### [Extracted information]

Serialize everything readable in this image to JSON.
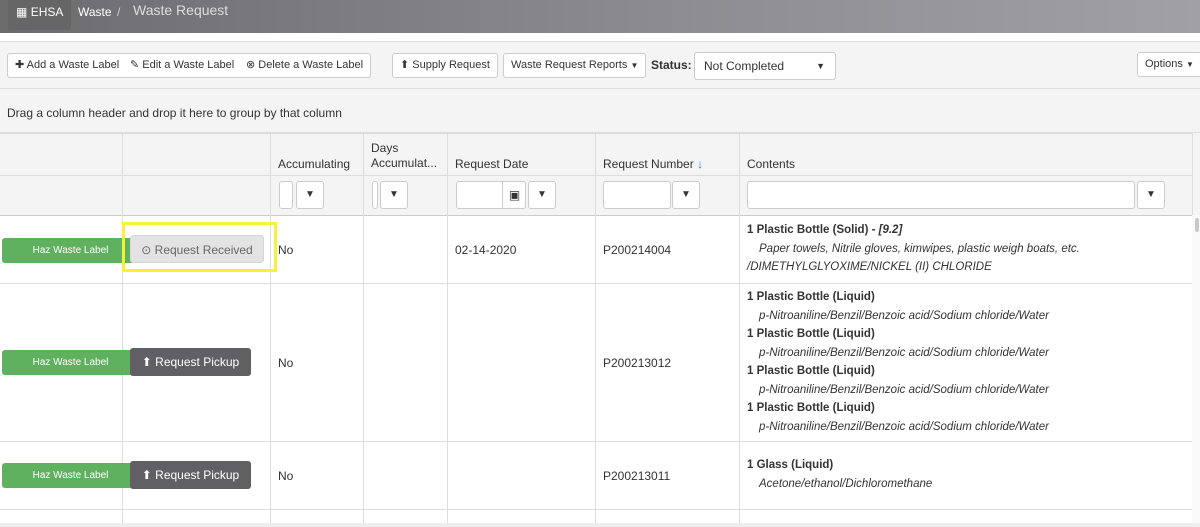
{
  "header": {
    "app": "EHSA",
    "breadcrumb": [
      "Waste",
      "Waste Request"
    ],
    "separator": "/"
  },
  "toolbar": {
    "add": "Add a Waste Label",
    "edit": "Edit a Waste Label",
    "delete": "Delete a Waste Label",
    "supply": "Supply Request",
    "reports": "Waste Request Reports",
    "status_label": "Status:",
    "status_value": "Not Completed",
    "options": "Options"
  },
  "group_hint": "Drag a column header and drop it here to group by that column",
  "columns": [
    "",
    "",
    "Accumulating",
    "Days Accumulat...",
    "Request Date",
    "Request Number",
    "Contents"
  ],
  "sort_indicator": "↓",
  "colors": {
    "label_button": "#5fb15f",
    "pickup_button": "#606064",
    "highlight": "#f6f23a"
  },
  "rows": [
    {
      "label_btn": "Haz Waste Label",
      "action": "Request Received",
      "accumulating": "No",
      "days": "",
      "date": "02-14-2020",
      "number": "P200214004",
      "contents": [
        {
          "container": "1 Plastic Bottle (Solid) - ",
          "extra": "[9.2]",
          "desc": "Paper towels, Nitrile gloves, kimwipes, plastic weigh boats, etc.",
          "desc2": "/DIMETHYLGLYOXIME/NICKEL (II) CHLORIDE"
        }
      ]
    },
    {
      "label_btn": "Haz Waste Label",
      "action": "Request Pickup",
      "accumulating": "No",
      "days": "",
      "date": "",
      "number": "P200213012",
      "contents": [
        {
          "container": "1 Plastic Bottle (Liquid)",
          "desc": "p-Nitroaniline/Benzil/Benzoic acid/Sodium chloride/Water"
        },
        {
          "container": "1 Plastic Bottle (Liquid)",
          "desc": "p-Nitroaniline/Benzil/Benzoic acid/Sodium chloride/Water"
        },
        {
          "container": "1 Plastic Bottle (Liquid)",
          "desc": "p-Nitroaniline/Benzil/Benzoic acid/Sodium chloride/Water"
        },
        {
          "container": "1 Plastic Bottle (Liquid)",
          "desc": "p-Nitroaniline/Benzil/Benzoic acid/Sodium chloride/Water"
        }
      ]
    },
    {
      "label_btn": "Haz Waste Label",
      "action": "Request Pickup",
      "accumulating": "No",
      "days": "",
      "date": "",
      "number": "P200213011",
      "contents": [
        {
          "container": "1 Glass (Liquid)",
          "desc": "Acetone/ethanol/Dichloromethane"
        }
      ]
    }
  ]
}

### [Task requirements]
Exactly reproduce the entries above, minus the pictures.

### [Answer to the problem]
Serialize everything readable in this image to JSON.
{
  "header": {
    "app": "EHSA",
    "breadcrumb": [
      "Waste",
      "Waste Request"
    ],
    "separator": "/"
  },
  "toolbar": {
    "add": "Add a Waste Label",
    "edit": "Edit a Waste Label",
    "delete": "Delete a Waste Label",
    "supply": "Supply Request",
    "reports": "Waste Request Reports",
    "status_label": "Status:",
    "status_value": "Not Completed",
    "options": "Options"
  },
  "group_hint": "Drag a column header and drop it here to group by that column",
  "columns": [
    "",
    "",
    "Accumulating",
    "Days Accumulat...",
    "Request Date",
    "Request Number",
    "Contents"
  ],
  "sort_indicator": "↓",
  "colors": {
    "label_button": "#5fb15f",
    "pickup_button": "#606064",
    "highlight": "#f6f23a"
  },
  "rows": [
    {
      "label_btn": "Haz Waste Label",
      "action": "Request Received",
      "accumulating": "No",
      "days": "",
      "date": "02-14-2020",
      "number": "P200214004",
      "contents": [
        {
          "container": "1 Plastic Bottle (Solid) - ",
          "extra": "[9.2]",
          "desc": "Paper towels, Nitrile gloves, kimwipes, plastic weigh boats, etc.",
          "desc2": "/DIMETHYLGLYOXIME/NICKEL (II) CHLORIDE"
        }
      ]
    },
    {
      "label_btn": "Haz Waste Label",
      "action": "Request Pickup",
      "accumulating": "No",
      "days": "",
      "date": "",
      "number": "P200213012",
      "contents": [
        {
          "container": "1 Plastic Bottle (Liquid)",
          "desc": "p-Nitroaniline/Benzil/Benzoic acid/Sodium chloride/Water"
        },
        {
          "container": "1 Plastic Bottle (Liquid)",
          "desc": "p-Nitroaniline/Benzil/Benzoic acid/Sodium chloride/Water"
        },
        {
          "container": "1 Plastic Bottle (Liquid)",
          "desc": "p-Nitroaniline/Benzil/Benzoic acid/Sodium chloride/Water"
        },
        {
          "container": "1 Plastic Bottle (Liquid)",
          "desc": "p-Nitroaniline/Benzil/Benzoic acid/Sodium chloride/Water"
        }
      ]
    },
    {
      "label_btn": "Haz Waste Label",
      "action": "Request Pickup",
      "accumulating": "No",
      "days": "",
      "date": "",
      "number": "P200213011",
      "contents": [
        {
          "container": "1 Glass (Liquid)",
          "desc": "Acetone/ethanol/Dichloromethane"
        }
      ]
    }
  ]
}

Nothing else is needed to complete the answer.